PROMPT
Give back the full listing, character for character, with no pictures.

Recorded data
========

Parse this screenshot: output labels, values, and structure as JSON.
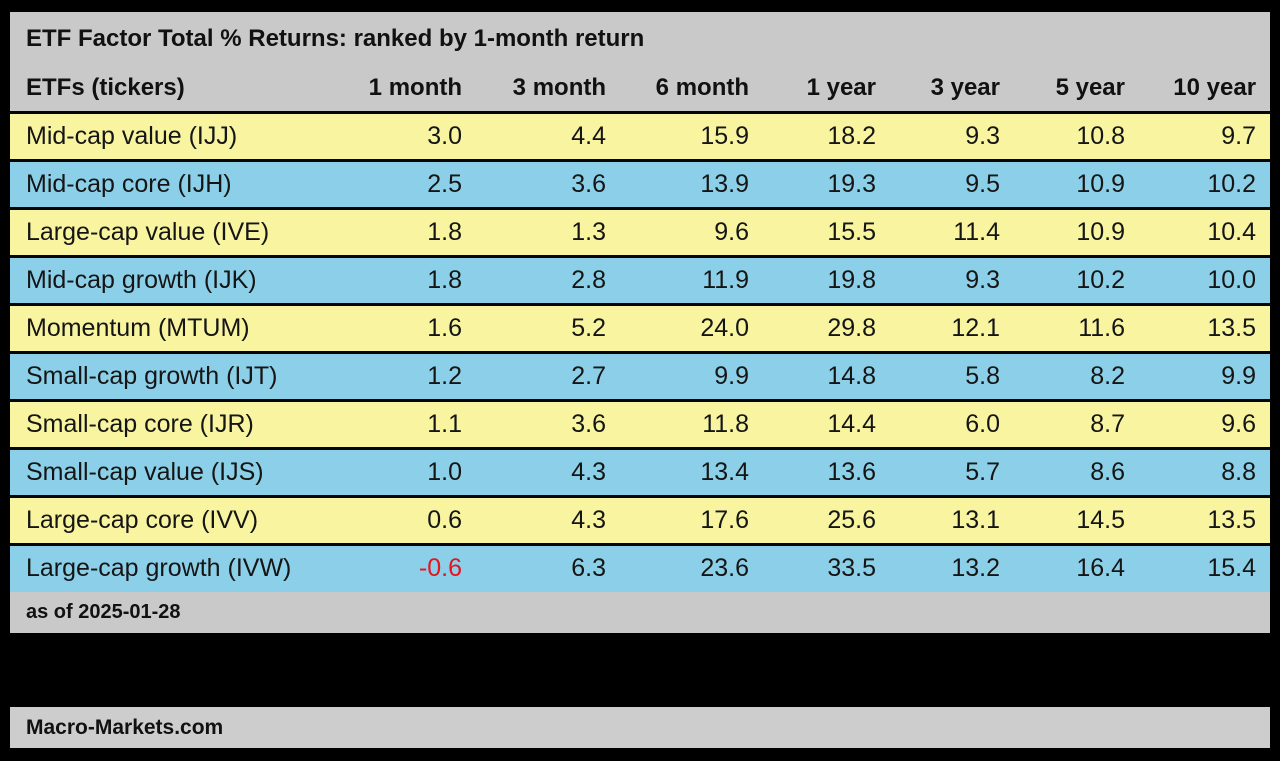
{
  "title": "ETF Factor Total % Returns: ranked by 1-month return",
  "table": {
    "columns": [
      "ETFs (tickers)",
      "1 month",
      "3 month",
      "6 month",
      "1 year",
      "3 year",
      "5 year",
      "10 year"
    ],
    "rows": [
      {
        "label": "Mid-cap value (IJJ)",
        "values": [
          "3.0",
          "4.4",
          "15.9",
          "18.2",
          "9.3",
          "10.8",
          "9.7"
        ]
      },
      {
        "label": "Mid-cap core (IJH)",
        "values": [
          "2.5",
          "3.6",
          "13.9",
          "19.3",
          "9.5",
          "10.9",
          "10.2"
        ]
      },
      {
        "label": "Large-cap value (IVE)",
        "values": [
          "1.8",
          "1.3",
          "9.6",
          "15.5",
          "11.4",
          "10.9",
          "10.4"
        ]
      },
      {
        "label": "Mid-cap growth (IJK)",
        "values": [
          "1.8",
          "2.8",
          "11.9",
          "19.8",
          "9.3",
          "10.2",
          "10.0"
        ]
      },
      {
        "label": "Momentum (MTUM)",
        "values": [
          "1.6",
          "5.2",
          "24.0",
          "29.8",
          "12.1",
          "11.6",
          "13.5"
        ]
      },
      {
        "label": "Small-cap growth (IJT)",
        "values": [
          "1.2",
          "2.7",
          "9.9",
          "14.8",
          "5.8",
          "8.2",
          "9.9"
        ]
      },
      {
        "label": "Small-cap core (IJR)",
        "values": [
          "1.1",
          "3.6",
          "11.8",
          "14.4",
          "6.0",
          "8.7",
          "9.6"
        ]
      },
      {
        "label": "Small-cap value (IJS)",
        "values": [
          "1.0",
          "4.3",
          "13.4",
          "13.6",
          "5.7",
          "8.6",
          "8.8"
        ]
      },
      {
        "label": "Large-cap core (IVV)",
        "values": [
          "0.6",
          "4.3",
          "17.6",
          "25.6",
          "13.1",
          "14.5",
          "13.5"
        ]
      },
      {
        "label": "Large-cap growth (IVW)",
        "values": [
          "-0.6",
          "6.3",
          "23.6",
          "33.5",
          "13.2",
          "16.4",
          "15.4"
        ]
      }
    ],
    "as_of": "as of 2025-01-28"
  },
  "brand": "Macro-Markets.com",
  "colors": {
    "background": "#000000",
    "header_gray": "#c9c9c9",
    "row_yellow": "#f8f49f",
    "row_blue": "#8bd0e8",
    "brand_bar_gray": "#cdcdcd",
    "text": "#151515",
    "negative_value": "#e8131c"
  },
  "chart_data": {
    "type": "table",
    "title": "ETF Factor Total % Returns: ranked by 1-month return",
    "columns": [
      "ETFs (tickers)",
      "1 month",
      "3 month",
      "6 month",
      "1 year",
      "3 year",
      "5 year",
      "10 year"
    ],
    "rows": [
      [
        "Mid-cap value (IJJ)",
        3.0,
        4.4,
        15.9,
        18.2,
        9.3,
        10.8,
        9.7
      ],
      [
        "Mid-cap core (IJH)",
        2.5,
        3.6,
        13.9,
        19.3,
        9.5,
        10.9,
        10.2
      ],
      [
        "Large-cap value (IVE)",
        1.8,
        1.3,
        9.6,
        15.5,
        11.4,
        10.9,
        10.4
      ],
      [
        "Mid-cap growth (IJK)",
        1.8,
        2.8,
        11.9,
        19.8,
        9.3,
        10.2,
        10.0
      ],
      [
        "Momentum (MTUM)",
        1.6,
        5.2,
        24.0,
        29.8,
        12.1,
        11.6,
        13.5
      ],
      [
        "Small-cap growth (IJT)",
        1.2,
        2.7,
        9.9,
        14.8,
        5.8,
        8.2,
        9.9
      ],
      [
        "Small-cap core (IJR)",
        1.1,
        3.6,
        11.8,
        14.4,
        6.0,
        8.7,
        9.6
      ],
      [
        "Small-cap value (IJS)",
        1.0,
        4.3,
        13.4,
        13.6,
        5.7,
        8.6,
        8.8
      ],
      [
        "Large-cap core (IVV)",
        0.6,
        4.3,
        17.6,
        25.6,
        13.1,
        14.5,
        13.5
      ],
      [
        "Large-cap growth (IVW)",
        -0.6,
        6.3,
        23.6,
        33.5,
        13.2,
        16.4,
        15.4
      ]
    ],
    "as_of": "2025-01-28",
    "source": "Macro-Markets.com",
    "sorted_by": "1 month",
    "row_stripe_pattern": [
      "yellow",
      "blue"
    ]
  }
}
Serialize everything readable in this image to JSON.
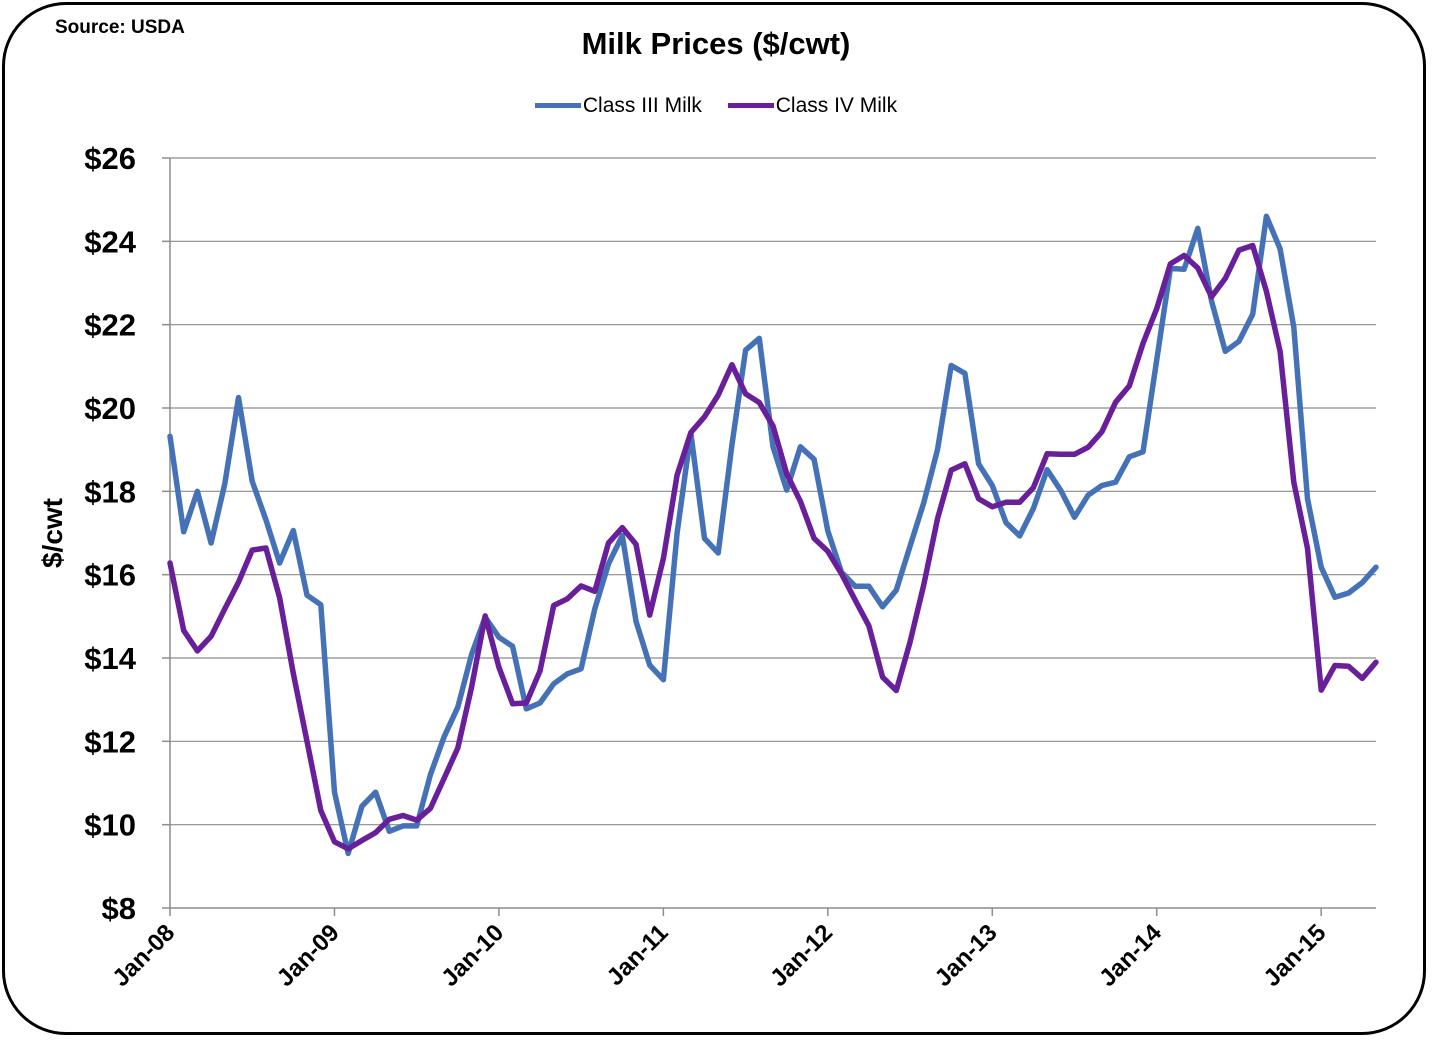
{
  "source": "Source: USDA",
  "chart_data": {
    "type": "line",
    "title": "Milk Prices ($/cwt)",
    "ylabel": "$/cwt",
    "xlabel": "",
    "ylim": [
      8,
      26
    ],
    "y_ticks": [
      "$8",
      "$10",
      "$12",
      "$14",
      "$16",
      "$18",
      "$20",
      "$22",
      "$24",
      "$26"
    ],
    "x_ticks": [
      "Jan-08",
      "Jan-09",
      "Jan-10",
      "Jan-11",
      "Jan-12",
      "Jan-13",
      "Jan-14",
      "Jan-15"
    ],
    "grid": true,
    "legend": "top-center",
    "series": [
      {
        "name": "Class III Milk",
        "color": "#4572B7",
        "values": [
          19.32,
          17.03,
          18.0,
          16.76,
          18.18,
          20.25,
          18.24,
          17.32,
          16.28,
          17.06,
          15.51,
          15.28,
          10.78,
          9.31,
          10.44,
          10.78,
          9.84,
          9.97,
          9.97,
          11.2,
          12.11,
          12.82,
          14.08,
          14.98,
          14.5,
          14.28,
          12.78,
          12.92,
          13.38,
          13.62,
          13.74,
          15.18,
          16.26,
          16.94,
          14.88,
          13.83,
          13.48,
          17.0,
          19.4,
          16.87,
          16.52,
          19.11,
          21.39,
          21.67,
          19.07,
          18.03,
          19.07,
          18.77,
          17.05,
          16.06,
          15.72,
          15.72,
          15.23,
          15.63,
          16.68,
          17.73,
          19.0,
          21.02,
          20.83,
          18.66,
          18.14,
          17.25,
          16.93,
          17.59,
          18.52,
          18.02,
          17.38,
          17.91,
          18.14,
          18.22,
          18.83,
          18.95,
          21.15,
          23.35,
          23.33,
          24.31,
          22.57,
          21.36,
          21.6,
          22.25,
          24.6,
          23.82,
          21.94,
          17.82,
          16.18,
          15.46,
          15.56,
          15.81,
          16.18
        ]
      },
      {
        "name": "Class IV Milk",
        "color": "#6A1F9A",
        "values": [
          16.28,
          14.66,
          14.17,
          14.52,
          15.18,
          15.82,
          16.59,
          16.64,
          15.45,
          13.63,
          12.0,
          10.34,
          9.59,
          9.42,
          9.62,
          9.81,
          10.13,
          10.22,
          10.11,
          10.39,
          11.11,
          11.84,
          13.29,
          15.01,
          13.78,
          12.9,
          12.92,
          13.69,
          15.26,
          15.42,
          15.73,
          15.6,
          16.76,
          17.13,
          16.73,
          15.03,
          16.39,
          18.39,
          19.41,
          19.79,
          20.31,
          21.04,
          20.34,
          20.13,
          19.57,
          18.42,
          17.76,
          16.87,
          16.56,
          16.02,
          15.39,
          14.77,
          13.54,
          13.22,
          14.38,
          15.76,
          17.34,
          18.51,
          18.66,
          17.82,
          17.63,
          17.74,
          17.74,
          18.09,
          18.9,
          18.89,
          18.89,
          19.06,
          19.43,
          20.14,
          20.53,
          21.55,
          22.38,
          23.46,
          23.66,
          23.36,
          22.67,
          23.11,
          23.79,
          23.9,
          22.8,
          21.36,
          18.22,
          16.63,
          13.23,
          13.82,
          13.8,
          13.51,
          13.9
        ]
      }
    ]
  }
}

========

EXPECTED ANSWER
Parse this screenshot: output labels, values, and structure as JSON.
{
  "title": "ETF Factor Total % Returns: ranked by 1-month return",
  "table": {
    "columns": [
      "ETFs (tickers)",
      "1 month",
      "3 month",
      "6 month",
      "1 year",
      "3 year",
      "5 year",
      "10 year"
    ],
    "rows": [
      {
        "label": "Mid-cap value (IJJ)",
        "values": [
          "3.0",
          "4.4",
          "15.9",
          "18.2",
          "9.3",
          "10.8",
          "9.7"
        ]
      },
      {
        "label": "Mid-cap core (IJH)",
        "values": [
          "2.5",
          "3.6",
          "13.9",
          "19.3",
          "9.5",
          "10.9",
          "10.2"
        ]
      },
      {
        "label": "Large-cap value (IVE)",
        "values": [
          "1.8",
          "1.3",
          "9.6",
          "15.5",
          "11.4",
          "10.9",
          "10.4"
        ]
      },
      {
        "label": "Mid-cap growth (IJK)",
        "values": [
          "1.8",
          "2.8",
          "11.9",
          "19.8",
          "9.3",
          "10.2",
          "10.0"
        ]
      },
      {
        "label": "Momentum (MTUM)",
        "values": [
          "1.6",
          "5.2",
          "24.0",
          "29.8",
          "12.1",
          "11.6",
          "13.5"
        ]
      },
      {
        "label": "Small-cap growth (IJT)",
        "values": [
          "1.2",
          "2.7",
          "9.9",
          "14.8",
          "5.8",
          "8.2",
          "9.9"
        ]
      },
      {
        "label": "Small-cap core (IJR)",
        "values": [
          "1.1",
          "3.6",
          "11.8",
          "14.4",
          "6.0",
          "8.7",
          "9.6"
        ]
      },
      {
        "label": "Small-cap value (IJS)",
        "values": [
          "1.0",
          "4.3",
          "13.4",
          "13.6",
          "5.7",
          "8.6",
          "8.8"
        ]
      },
      {
        "label": "Large-cap core (IVV)",
        "values": [
          "0.6",
          "4.3",
          "17.6",
          "25.6",
          "13.1",
          "14.5",
          "13.5"
        ]
      },
      {
        "label": "Large-cap growth (IVW)",
        "values": [
          "-0.6",
          "6.3",
          "23.6",
          "33.5",
          "13.2",
          "16.4",
          "15.4"
        ]
      }
    ],
    "as_of": "as of 2025-01-28"
  },
  "brand": "Macro-Markets.com",
  "colors": {
    "background": "#000000",
    "header_gray": "#c9c9c9",
    "row_yellow": "#f8f49f",
    "row_blue": "#8bd0e8",
    "brand_bar_gray": "#cdcdcd",
    "text": "#151515",
    "negative_value": "#e8131c"
  },
  "chart_data": {
    "type": "table",
    "title": "ETF Factor Total % Returns: ranked by 1-month return",
    "columns": [
      "ETFs (tickers)",
      "1 month",
      "3 month",
      "6 month",
      "1 year",
      "3 year",
      "5 year",
      "10 year"
    ],
    "rows": [
      [
        "Mid-cap value (IJJ)",
        3.0,
        4.4,
        15.9,
        18.2,
        9.3,
        10.8,
        9.7
      ],
      [
        "Mid-cap core (IJH)",
        2.5,
        3.6,
        13.9,
        19.3,
        9.5,
        10.9,
        10.2
      ],
      [
        "Large-cap value (IVE)",
        1.8,
        1.3,
        9.6,
        15.5,
        11.4,
        10.9,
        10.4
      ],
      [
        "Mid-cap growth (IJK)",
        1.8,
        2.8,
        11.9,
        19.8,
        9.3,
        10.2,
        10.0
      ],
      [
        "Momentum (MTUM)",
        1.6,
        5.2,
        24.0,
        29.8,
        12.1,
        11.6,
        13.5
      ],
      [
        "Small-cap growth (IJT)",
        1.2,
        2.7,
        9.9,
        14.8,
        5.8,
        8.2,
        9.9
      ],
      [
        "Small-cap core (IJR)",
        1.1,
        3.6,
        11.8,
        14.4,
        6.0,
        8.7,
        9.6
      ],
      [
        "Small-cap value (IJS)",
        1.0,
        4.3,
        13.4,
        13.6,
        5.7,
        8.6,
        8.8
      ],
      [
        "Large-cap core (IVV)",
        0.6,
        4.3,
        17.6,
        25.6,
        13.1,
        14.5,
        13.5
      ],
      [
        "Large-cap growth (IVW)",
        -0.6,
        6.3,
        23.6,
        33.5,
        13.2,
        16.4,
        15.4
      ]
    ],
    "as_of": "2025-01-28",
    "source": "Macro-Markets.com",
    "sorted_by": "1 month",
    "row_stripe_pattern": [
      "yellow",
      "blue"
    ]
  }
}
Serialize everything readable in this image to JSON.
{
  "source": "Source: USDA",
  "chart_data": {
    "type": "line",
    "title": "Milk Prices ($/cwt)",
    "ylabel": "$/cwt",
    "xlabel": "",
    "ylim": [
      8,
      26
    ],
    "y_ticks": [
      "$8",
      "$10",
      "$12",
      "$14",
      "$16",
      "$18",
      "$20",
      "$22",
      "$24",
      "$26"
    ],
    "x_ticks": [
      "Jan-08",
      "Jan-09",
      "Jan-10",
      "Jan-11",
      "Jan-12",
      "Jan-13",
      "Jan-14",
      "Jan-15"
    ],
    "grid": true,
    "legend": "top-center",
    "series": [
      {
        "name": "Class III Milk",
        "color": "#4572B7",
        "values": [
          19.32,
          17.03,
          18.0,
          16.76,
          18.18,
          20.25,
          18.24,
          17.32,
          16.28,
          17.06,
          15.51,
          15.28,
          10.78,
          9.31,
          10.44,
          10.78,
          9.84,
          9.97,
          9.97,
          11.2,
          12.11,
          12.82,
          14.08,
          14.98,
          14.5,
          14.28,
          12.78,
          12.92,
          13.38,
          13.62,
          13.74,
          15.18,
          16.26,
          16.94,
          14.88,
          13.83,
          13.48,
          17.0,
          19.4,
          16.87,
          16.52,
          19.11,
          21.39,
          21.67,
          19.07,
          18.03,
          19.07,
          18.77,
          17.05,
          16.06,
          15.72,
          15.72,
          15.23,
          15.63,
          16.68,
          17.73,
          19.0,
          21.02,
          20.83,
          18.66,
          18.14,
          17.25,
          16.93,
          17.59,
          18.52,
          18.02,
          17.38,
          17.91,
          18.14,
          18.22,
          18.83,
          18.95,
          21.15,
          23.35,
          23.33,
          24.31,
          22.57,
          21.36,
          21.6,
          22.25,
          24.6,
          23.82,
          21.94,
          17.82,
          16.18,
          15.46,
          15.56,
          15.81,
          16.18
        ]
      },
      {
        "name": "Class IV Milk",
        "color": "#6A1F9A",
        "values": [
          16.28,
          14.66,
          14.17,
          14.52,
          15.18,
          15.82,
          16.59,
          16.64,
          15.45,
          13.63,
          12.0,
          10.34,
          9.59,
          9.42,
          9.62,
          9.81,
          10.13,
          10.22,
          10.11,
          10.39,
          11.11,
          11.84,
          13.29,
          15.01,
          13.78,
          12.9,
          12.92,
          13.69,
          15.26,
          15.42,
          15.73,
          15.6,
          16.76,
          17.13,
          16.73,
          15.03,
          16.39,
          18.39,
          19.41,
          19.79,
          20.31,
          21.04,
          20.34,
          20.13,
          19.57,
          18.42,
          17.76,
          16.87,
          16.56,
          16.02,
          15.39,
          14.77,
          13.54,
          13.22,
          14.38,
          15.76,
          17.34,
          18.51,
          18.66,
          17.82,
          17.63,
          17.74,
          17.74,
          18.09,
          18.9,
          18.89,
          18.89,
          19.06,
          19.43,
          20.14,
          20.53,
          21.55,
          22.38,
          23.46,
          23.66,
          23.36,
          22.67,
          23.11,
          23.79,
          23.9,
          22.8,
          21.36,
          18.22,
          16.63,
          13.23,
          13.82,
          13.8,
          13.51,
          13.9
        ]
      }
    ]
  }
}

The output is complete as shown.